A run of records
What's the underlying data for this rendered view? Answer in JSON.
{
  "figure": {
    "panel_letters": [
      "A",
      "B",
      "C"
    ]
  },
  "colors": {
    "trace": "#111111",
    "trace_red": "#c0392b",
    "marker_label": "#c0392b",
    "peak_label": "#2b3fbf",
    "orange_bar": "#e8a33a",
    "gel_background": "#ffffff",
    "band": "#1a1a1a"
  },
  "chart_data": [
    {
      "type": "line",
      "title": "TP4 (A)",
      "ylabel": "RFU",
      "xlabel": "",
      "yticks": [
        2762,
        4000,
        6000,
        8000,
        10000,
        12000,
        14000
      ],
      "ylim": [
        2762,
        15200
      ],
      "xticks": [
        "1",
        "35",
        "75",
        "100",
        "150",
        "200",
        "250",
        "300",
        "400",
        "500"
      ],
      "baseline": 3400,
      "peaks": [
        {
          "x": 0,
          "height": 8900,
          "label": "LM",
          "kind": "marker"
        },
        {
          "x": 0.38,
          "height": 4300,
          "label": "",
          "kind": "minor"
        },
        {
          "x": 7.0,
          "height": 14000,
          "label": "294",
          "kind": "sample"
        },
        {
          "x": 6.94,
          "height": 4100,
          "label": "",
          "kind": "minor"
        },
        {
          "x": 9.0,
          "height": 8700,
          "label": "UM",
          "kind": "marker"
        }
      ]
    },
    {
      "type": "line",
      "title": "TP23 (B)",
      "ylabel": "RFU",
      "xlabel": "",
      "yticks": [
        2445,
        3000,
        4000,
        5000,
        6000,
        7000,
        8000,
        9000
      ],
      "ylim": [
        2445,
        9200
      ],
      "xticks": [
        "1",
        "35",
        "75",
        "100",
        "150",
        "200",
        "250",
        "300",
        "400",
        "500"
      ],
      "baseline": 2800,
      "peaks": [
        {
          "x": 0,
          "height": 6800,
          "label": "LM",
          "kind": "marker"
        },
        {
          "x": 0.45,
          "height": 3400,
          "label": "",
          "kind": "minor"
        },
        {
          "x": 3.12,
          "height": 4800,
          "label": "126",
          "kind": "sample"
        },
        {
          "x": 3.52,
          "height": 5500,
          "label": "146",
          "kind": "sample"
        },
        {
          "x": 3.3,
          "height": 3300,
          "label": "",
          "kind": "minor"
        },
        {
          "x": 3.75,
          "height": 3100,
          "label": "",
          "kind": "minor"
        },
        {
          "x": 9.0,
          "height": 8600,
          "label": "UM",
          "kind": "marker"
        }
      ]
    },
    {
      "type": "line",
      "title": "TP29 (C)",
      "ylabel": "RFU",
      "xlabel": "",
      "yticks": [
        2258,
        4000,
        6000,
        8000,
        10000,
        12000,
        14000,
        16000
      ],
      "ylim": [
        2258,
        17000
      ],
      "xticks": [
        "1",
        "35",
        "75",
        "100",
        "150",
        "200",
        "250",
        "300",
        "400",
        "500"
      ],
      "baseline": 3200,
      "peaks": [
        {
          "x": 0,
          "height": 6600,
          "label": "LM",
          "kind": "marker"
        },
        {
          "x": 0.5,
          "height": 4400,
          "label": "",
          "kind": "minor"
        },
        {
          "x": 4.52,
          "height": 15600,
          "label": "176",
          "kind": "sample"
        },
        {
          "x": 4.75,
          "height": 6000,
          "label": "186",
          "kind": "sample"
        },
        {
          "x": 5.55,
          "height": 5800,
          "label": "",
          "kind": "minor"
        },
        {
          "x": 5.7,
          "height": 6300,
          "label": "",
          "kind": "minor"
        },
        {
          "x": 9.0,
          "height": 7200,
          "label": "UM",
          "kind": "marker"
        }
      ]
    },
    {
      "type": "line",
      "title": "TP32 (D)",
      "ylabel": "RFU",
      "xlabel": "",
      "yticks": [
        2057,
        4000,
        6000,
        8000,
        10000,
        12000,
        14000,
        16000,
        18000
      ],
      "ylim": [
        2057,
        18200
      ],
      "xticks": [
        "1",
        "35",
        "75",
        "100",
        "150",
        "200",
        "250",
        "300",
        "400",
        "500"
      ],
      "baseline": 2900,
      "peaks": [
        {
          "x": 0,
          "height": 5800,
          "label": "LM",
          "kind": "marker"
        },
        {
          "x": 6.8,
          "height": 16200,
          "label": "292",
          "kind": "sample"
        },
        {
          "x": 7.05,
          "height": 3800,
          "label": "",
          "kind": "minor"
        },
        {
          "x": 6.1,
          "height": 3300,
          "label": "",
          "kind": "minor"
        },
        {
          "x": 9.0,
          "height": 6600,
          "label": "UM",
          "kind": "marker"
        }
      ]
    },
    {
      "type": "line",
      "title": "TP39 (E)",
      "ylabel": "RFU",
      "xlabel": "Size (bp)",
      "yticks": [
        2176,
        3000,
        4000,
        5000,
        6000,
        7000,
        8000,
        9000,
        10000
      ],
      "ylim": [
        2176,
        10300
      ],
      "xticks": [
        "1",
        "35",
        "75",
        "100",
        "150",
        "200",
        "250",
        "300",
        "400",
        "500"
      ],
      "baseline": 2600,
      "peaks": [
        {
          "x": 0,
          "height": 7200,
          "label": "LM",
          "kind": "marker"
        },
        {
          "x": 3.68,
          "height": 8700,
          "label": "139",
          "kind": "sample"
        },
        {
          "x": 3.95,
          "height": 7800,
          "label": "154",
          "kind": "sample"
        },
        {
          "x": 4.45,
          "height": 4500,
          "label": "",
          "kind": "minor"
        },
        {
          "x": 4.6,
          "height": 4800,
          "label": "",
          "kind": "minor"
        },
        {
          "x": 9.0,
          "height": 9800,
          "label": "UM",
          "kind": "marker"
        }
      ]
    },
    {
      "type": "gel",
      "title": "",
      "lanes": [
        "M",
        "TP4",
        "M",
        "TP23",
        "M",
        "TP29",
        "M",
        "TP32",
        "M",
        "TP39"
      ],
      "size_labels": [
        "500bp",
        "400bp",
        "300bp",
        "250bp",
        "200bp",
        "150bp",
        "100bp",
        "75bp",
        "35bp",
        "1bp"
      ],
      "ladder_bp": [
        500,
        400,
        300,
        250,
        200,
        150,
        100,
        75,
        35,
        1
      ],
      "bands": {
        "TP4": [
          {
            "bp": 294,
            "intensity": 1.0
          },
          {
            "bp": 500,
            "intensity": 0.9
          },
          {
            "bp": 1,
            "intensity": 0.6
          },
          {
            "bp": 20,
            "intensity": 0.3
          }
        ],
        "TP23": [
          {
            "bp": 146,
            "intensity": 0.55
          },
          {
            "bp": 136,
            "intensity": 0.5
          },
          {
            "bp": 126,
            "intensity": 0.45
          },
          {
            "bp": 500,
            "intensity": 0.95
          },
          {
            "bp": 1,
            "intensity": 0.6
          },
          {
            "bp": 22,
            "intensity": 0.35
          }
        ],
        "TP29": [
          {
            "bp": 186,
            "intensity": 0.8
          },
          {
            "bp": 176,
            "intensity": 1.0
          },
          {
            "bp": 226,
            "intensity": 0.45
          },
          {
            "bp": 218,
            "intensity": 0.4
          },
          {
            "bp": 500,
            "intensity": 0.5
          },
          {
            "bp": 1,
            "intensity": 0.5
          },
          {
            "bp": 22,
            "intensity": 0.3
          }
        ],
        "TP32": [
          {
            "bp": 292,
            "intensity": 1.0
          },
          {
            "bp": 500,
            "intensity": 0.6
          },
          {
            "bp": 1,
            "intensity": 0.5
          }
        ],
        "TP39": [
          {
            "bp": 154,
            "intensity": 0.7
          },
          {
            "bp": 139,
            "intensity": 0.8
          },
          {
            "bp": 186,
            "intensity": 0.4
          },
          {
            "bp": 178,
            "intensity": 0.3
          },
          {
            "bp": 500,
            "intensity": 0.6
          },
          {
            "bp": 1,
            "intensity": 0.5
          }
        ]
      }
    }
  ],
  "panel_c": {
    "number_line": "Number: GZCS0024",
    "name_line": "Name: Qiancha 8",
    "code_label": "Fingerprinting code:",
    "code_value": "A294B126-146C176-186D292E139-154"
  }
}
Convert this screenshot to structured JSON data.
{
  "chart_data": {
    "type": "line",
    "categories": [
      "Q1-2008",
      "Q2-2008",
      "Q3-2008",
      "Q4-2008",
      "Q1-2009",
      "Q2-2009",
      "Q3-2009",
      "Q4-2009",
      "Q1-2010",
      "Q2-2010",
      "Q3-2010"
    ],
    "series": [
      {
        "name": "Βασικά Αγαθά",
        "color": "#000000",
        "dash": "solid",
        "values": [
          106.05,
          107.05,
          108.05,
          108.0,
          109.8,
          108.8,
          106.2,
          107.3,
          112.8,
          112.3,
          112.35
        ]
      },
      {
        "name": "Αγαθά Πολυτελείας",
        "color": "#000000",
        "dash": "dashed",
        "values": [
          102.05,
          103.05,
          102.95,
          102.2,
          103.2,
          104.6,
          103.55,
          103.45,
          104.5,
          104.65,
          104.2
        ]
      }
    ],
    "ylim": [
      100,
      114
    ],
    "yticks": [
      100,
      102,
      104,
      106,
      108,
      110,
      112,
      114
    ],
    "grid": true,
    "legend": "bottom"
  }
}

**Aim of the exercise**
Set down exactly what runs from the line with "Convert this screenshot" to the last line of the data above, including both of those lines and no others.

**Answer for the task**
Convert this screenshot to structured JSON data.
{
  "chart_data": {
    "type": "line",
    "categories": [
      "Q1-2008",
      "Q2-2008",
      "Q3-2008",
      "Q4-2008",
      "Q1-2009",
      "Q2-2009",
      "Q3-2009",
      "Q4-2009",
      "Q1-2010",
      "Q2-2010",
      "Q3-2010"
    ],
    "series": [
      {
        "name": "Βασικά Αγαθά",
        "color": "#000000",
        "dash": "solid",
        "values": [
          106.05,
          107.05,
          108.05,
          108.0,
          109.8,
          108.8,
          106.2,
          107.3,
          112.8,
          112.3,
          112.35
        ]
      },
      {
        "name": "Αγαθά Πολυτελείας",
        "color": "#000000",
        "dash": "dashed",
        "values": [
          102.05,
          103.05,
          102.95,
          102.2,
          103.2,
          104.6,
          103.55,
          103.45,
          104.5,
          104.65,
          104.2
        ]
      }
    ],
    "ylim": [
      100,
      114
    ],
    "yticks": [
      100,
      102,
      104,
      106,
      108,
      110,
      112,
      114
    ],
    "grid": true,
    "legend": "bottom"
  }
}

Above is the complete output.